TASK DETAILS: Reproduce this listing in full.

MATERIAL PROVIDED:
▼▼▼

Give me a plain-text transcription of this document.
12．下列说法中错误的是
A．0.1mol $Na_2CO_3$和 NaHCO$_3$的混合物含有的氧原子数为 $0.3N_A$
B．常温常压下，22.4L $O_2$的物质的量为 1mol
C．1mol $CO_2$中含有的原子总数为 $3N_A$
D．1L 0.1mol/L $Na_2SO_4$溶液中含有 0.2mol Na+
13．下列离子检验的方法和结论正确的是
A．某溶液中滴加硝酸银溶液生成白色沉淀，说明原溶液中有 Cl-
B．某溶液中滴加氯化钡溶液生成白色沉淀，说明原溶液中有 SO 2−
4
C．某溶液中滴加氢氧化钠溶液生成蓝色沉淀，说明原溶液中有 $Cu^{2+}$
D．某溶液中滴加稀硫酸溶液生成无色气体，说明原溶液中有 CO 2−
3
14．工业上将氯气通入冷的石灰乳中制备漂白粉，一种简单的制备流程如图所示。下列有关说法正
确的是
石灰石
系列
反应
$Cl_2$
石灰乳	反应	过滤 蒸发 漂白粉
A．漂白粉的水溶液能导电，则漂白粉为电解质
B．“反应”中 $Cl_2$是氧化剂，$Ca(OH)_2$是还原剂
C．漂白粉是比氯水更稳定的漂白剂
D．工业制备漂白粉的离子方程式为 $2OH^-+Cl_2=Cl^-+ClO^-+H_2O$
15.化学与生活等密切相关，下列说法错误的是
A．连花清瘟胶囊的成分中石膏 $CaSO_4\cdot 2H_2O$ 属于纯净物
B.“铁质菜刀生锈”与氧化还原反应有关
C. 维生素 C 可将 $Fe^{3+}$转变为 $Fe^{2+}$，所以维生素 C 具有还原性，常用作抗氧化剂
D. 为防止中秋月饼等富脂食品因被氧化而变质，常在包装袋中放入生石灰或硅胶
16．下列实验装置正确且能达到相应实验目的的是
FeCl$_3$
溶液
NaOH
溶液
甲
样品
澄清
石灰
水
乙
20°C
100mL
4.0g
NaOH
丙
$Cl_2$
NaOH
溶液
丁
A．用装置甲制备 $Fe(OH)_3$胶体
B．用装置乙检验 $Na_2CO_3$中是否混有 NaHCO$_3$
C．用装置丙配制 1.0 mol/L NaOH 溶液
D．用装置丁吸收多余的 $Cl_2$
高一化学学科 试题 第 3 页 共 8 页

▲▲▲

WRITTEN ANSWER:
Give me a plain-text transcription of this document.
12．下列说法中错误的是
A．0.1mol $Na_2CO_3$和 NaHCO$_3$的混合物含有的氧原子数为 $0.3N_A$
B．常温常压下，22.4L $O_2$的物质的量为 1mol
C．1mol $CO_2$中含有的原子总数为 $3N_A$
D．1L 0.1mol/L $Na_2SO_4$溶液中含有 0.2mol Na+
13．下列离子检验的方法和结论正确的是
A．某溶液中滴加硝酸银溶液生成白色沉淀，说明原溶液中有 Cl-
B．某溶液中滴加氯化钡溶液生成白色沉淀，说明原溶液中有 SO 2−
4
C．某溶液中滴加氢氧化钠溶液生成蓝色沉淀，说明原溶液中有 $Cu^{2+}$
D．某溶液中滴加稀硫酸溶液生成无色气体，说明原溶液中有 CO 2−
3
14．工业上将氯气通入冷的石灰乳中制备漂白粉，一种简单的制备流程如图所示。下列有关说法正
确的是
石灰石
系列
反应
$Cl_2$
石灰乳	反应	过滤 蒸发 漂白粉
A．漂白粉的水溶液能导电，则漂白粉为电解质
B．“反应”中 $Cl_2$是氧化剂，$Ca(OH)_2$是还原剂
C．漂白粉是比氯水更稳定的漂白剂
D．工业制备漂白粉的离子方程式为 $2OH^-+Cl_2=Cl^-+ClO^-+H_2O$
15.化学与生活等密切相关，下列说法错误的是
A．连花清瘟胶囊的成分中石膏 $CaSO_4\cdot 2H_2O$ 属于纯净物
B.“铁质菜刀生锈”与氧化还原反应有关
C. 维生素 C 可将 $Fe^{3+}$转变为 $Fe^{2+}$，所以维生素 C 具有还原性，常用作抗氧化剂
D. 为防止中秋月饼等富脂食品因被氧化而变质，常在包装袋中放入生石灰或硅胶
16．下列实验装置正确且能达到相应实验目的的是
FeCl$_3$
溶液
NaOH
溶液
甲
样品
澄清
石灰
水
乙
20°C
100mL
4.0g
NaOH
丙
$Cl_2$
NaOH
溶液
丁
A．用装置甲制备 $Fe(OH)_3$胶体
B．用装置乙检验 $Na_2CO_3$中是否混有 NaHCO$_3$
C．用装置丙配制 1.0 mol/L NaOH 溶液
D．用装置丁吸收多余的 $Cl_2$
高一化学学科 试题 第 3 页 共 8 页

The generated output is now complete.